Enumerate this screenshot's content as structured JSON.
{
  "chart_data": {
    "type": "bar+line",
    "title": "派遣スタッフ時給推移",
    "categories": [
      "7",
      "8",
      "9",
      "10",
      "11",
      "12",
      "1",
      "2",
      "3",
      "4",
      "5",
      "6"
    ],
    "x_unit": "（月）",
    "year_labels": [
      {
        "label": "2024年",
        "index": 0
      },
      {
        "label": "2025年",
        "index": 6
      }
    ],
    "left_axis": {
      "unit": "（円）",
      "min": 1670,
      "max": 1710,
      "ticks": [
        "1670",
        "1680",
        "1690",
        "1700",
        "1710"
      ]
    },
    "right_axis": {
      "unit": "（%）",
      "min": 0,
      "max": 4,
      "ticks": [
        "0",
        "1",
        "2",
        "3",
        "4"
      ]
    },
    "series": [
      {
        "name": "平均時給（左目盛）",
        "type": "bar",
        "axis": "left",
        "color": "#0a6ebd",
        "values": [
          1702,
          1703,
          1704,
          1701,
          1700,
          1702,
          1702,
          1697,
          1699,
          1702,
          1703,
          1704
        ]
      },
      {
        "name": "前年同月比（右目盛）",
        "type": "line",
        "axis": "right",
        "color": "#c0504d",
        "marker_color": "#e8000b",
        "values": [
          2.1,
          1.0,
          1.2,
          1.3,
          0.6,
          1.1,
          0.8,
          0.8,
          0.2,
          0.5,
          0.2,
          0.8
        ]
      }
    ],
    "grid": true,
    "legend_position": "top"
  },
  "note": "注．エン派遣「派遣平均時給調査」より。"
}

━━━━━━

GOAL OF THE EXERCISE: Print the records once more, exactly as they were given.

EXPECTED OUTPUT:
Enumerate this screenshot's content as structured JSON.
{
  "chart_data": {
    "type": "bar+line",
    "title": "派遣スタッフ時給推移",
    "categories": [
      "7",
      "8",
      "9",
      "10",
      "11",
      "12",
      "1",
      "2",
      "3",
      "4",
      "5",
      "6"
    ],
    "x_unit": "（月）",
    "year_labels": [
      {
        "label": "2024年",
        "index": 0
      },
      {
        "label": "2025年",
        "index": 6
      }
    ],
    "left_axis": {
      "unit": "（円）",
      "min": 1670,
      "max": 1710,
      "ticks": [
        "1670",
        "1680",
        "1690",
        "1700",
        "1710"
      ]
    },
    "right_axis": {
      "unit": "（%）",
      "min": 0,
      "max": 4,
      "ticks": [
        "0",
        "1",
        "2",
        "3",
        "4"
      ]
    },
    "series": [
      {
        "name": "平均時給（左目盛）",
        "type": "bar",
        "axis": "left",
        "color": "#0a6ebd",
        "values": [
          1702,
          1703,
          1704,
          1701,
          1700,
          1702,
          1702,
          1697,
          1699,
          1702,
          1703,
          1704
        ]
      },
      {
        "name": "前年同月比（右目盛）",
        "type": "line",
        "axis": "right",
        "color": "#c0504d",
        "marker_color": "#e8000b",
        "values": [
          2.1,
          1.0,
          1.2,
          1.3,
          0.6,
          1.1,
          0.8,
          0.8,
          0.2,
          0.5,
          0.2,
          0.8
        ]
      }
    ],
    "grid": true,
    "legend_position": "top"
  },
  "note": "注．エン派遣「派遣平均時給調査」より。"
}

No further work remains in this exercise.